Repeat every record below exactly, but leave out any pictures.

LISTED ENTRIES:
_ _ _ _ _ _ _

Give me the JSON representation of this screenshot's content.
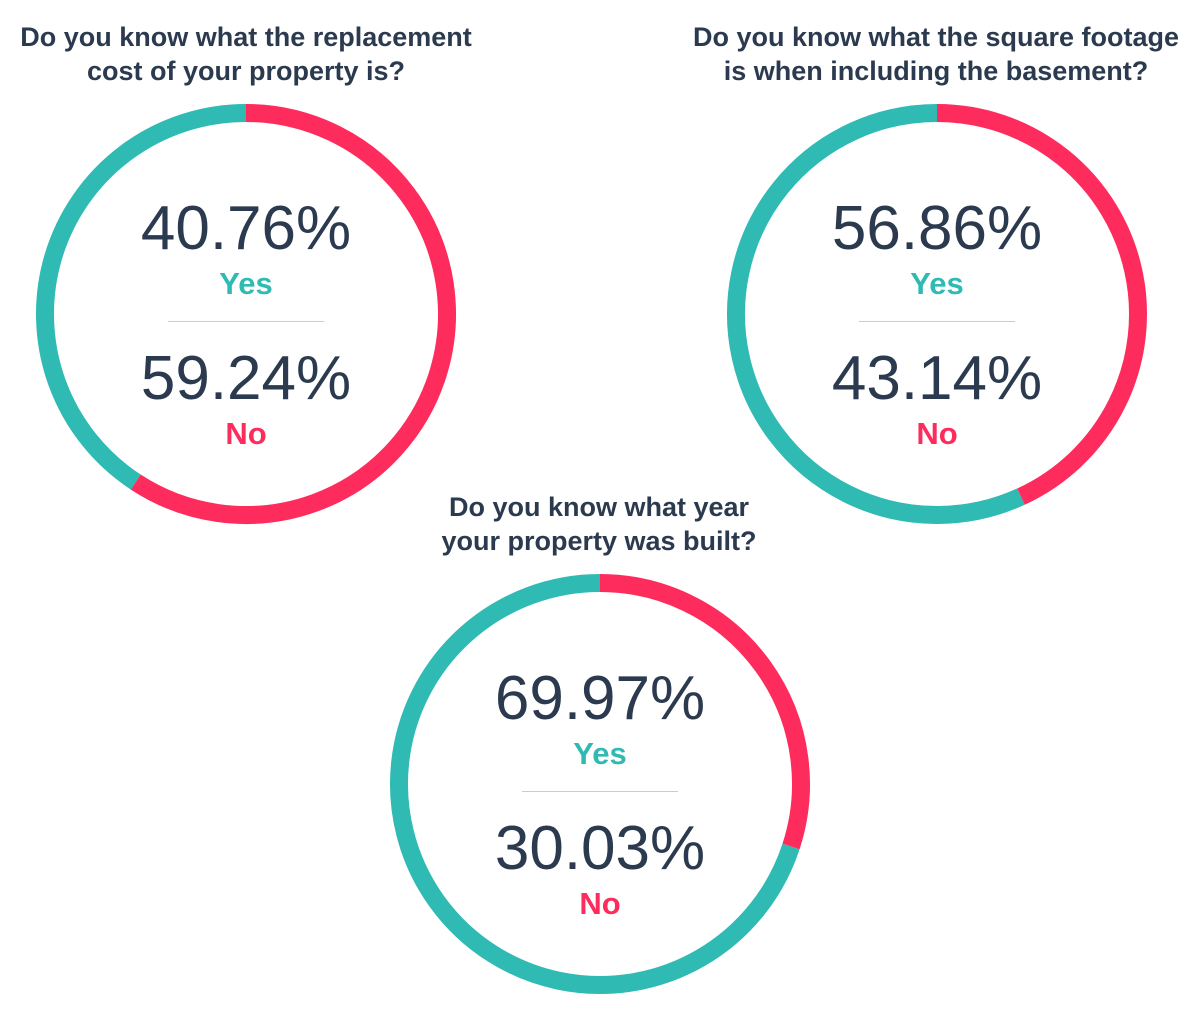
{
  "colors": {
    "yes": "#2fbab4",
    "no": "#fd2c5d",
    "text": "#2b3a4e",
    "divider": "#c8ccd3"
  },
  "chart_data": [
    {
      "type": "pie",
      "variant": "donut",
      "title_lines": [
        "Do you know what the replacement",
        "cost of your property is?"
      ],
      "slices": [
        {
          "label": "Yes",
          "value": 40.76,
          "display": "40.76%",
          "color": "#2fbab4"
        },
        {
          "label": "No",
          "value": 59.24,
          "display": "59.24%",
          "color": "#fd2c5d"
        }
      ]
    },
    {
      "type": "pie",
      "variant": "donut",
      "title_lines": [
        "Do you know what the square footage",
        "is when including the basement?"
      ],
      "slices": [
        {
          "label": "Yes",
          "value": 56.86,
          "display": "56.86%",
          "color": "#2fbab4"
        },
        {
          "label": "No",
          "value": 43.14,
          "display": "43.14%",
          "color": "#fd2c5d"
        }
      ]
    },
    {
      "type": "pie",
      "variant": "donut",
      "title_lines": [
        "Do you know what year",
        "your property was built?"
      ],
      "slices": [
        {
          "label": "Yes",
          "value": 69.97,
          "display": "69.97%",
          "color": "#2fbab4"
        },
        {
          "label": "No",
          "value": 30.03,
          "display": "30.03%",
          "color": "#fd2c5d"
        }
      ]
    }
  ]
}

_ _ _ _ _ _ _

RESPONSE BELOW:
Give me the JSON representation of this screenshot's content.
{
  "colors": {
    "yes": "#2fbab4",
    "no": "#fd2c5d",
    "text": "#2b3a4e",
    "divider": "#c8ccd3"
  },
  "chart_data": [
    {
      "type": "pie",
      "variant": "donut",
      "title_lines": [
        "Do you know what the replacement",
        "cost of your property is?"
      ],
      "slices": [
        {
          "label": "Yes",
          "value": 40.76,
          "display": "40.76%",
          "color": "#2fbab4"
        },
        {
          "label": "No",
          "value": 59.24,
          "display": "59.24%",
          "color": "#fd2c5d"
        }
      ]
    },
    {
      "type": "pie",
      "variant": "donut",
      "title_lines": [
        "Do you know what the square footage",
        "is when including the basement?"
      ],
      "slices": [
        {
          "label": "Yes",
          "value": 56.86,
          "display": "56.86%",
          "color": "#2fbab4"
        },
        {
          "label": "No",
          "value": 43.14,
          "display": "43.14%",
          "color": "#fd2c5d"
        }
      ]
    },
    {
      "type": "pie",
      "variant": "donut",
      "title_lines": [
        "Do you know what year",
        "your property was built?"
      ],
      "slices": [
        {
          "label": "Yes",
          "value": 69.97,
          "display": "69.97%",
          "color": "#2fbab4"
        },
        {
          "label": "No",
          "value": 30.03,
          "display": "30.03%",
          "color": "#fd2c5d"
        }
      ]
    }
  ]
}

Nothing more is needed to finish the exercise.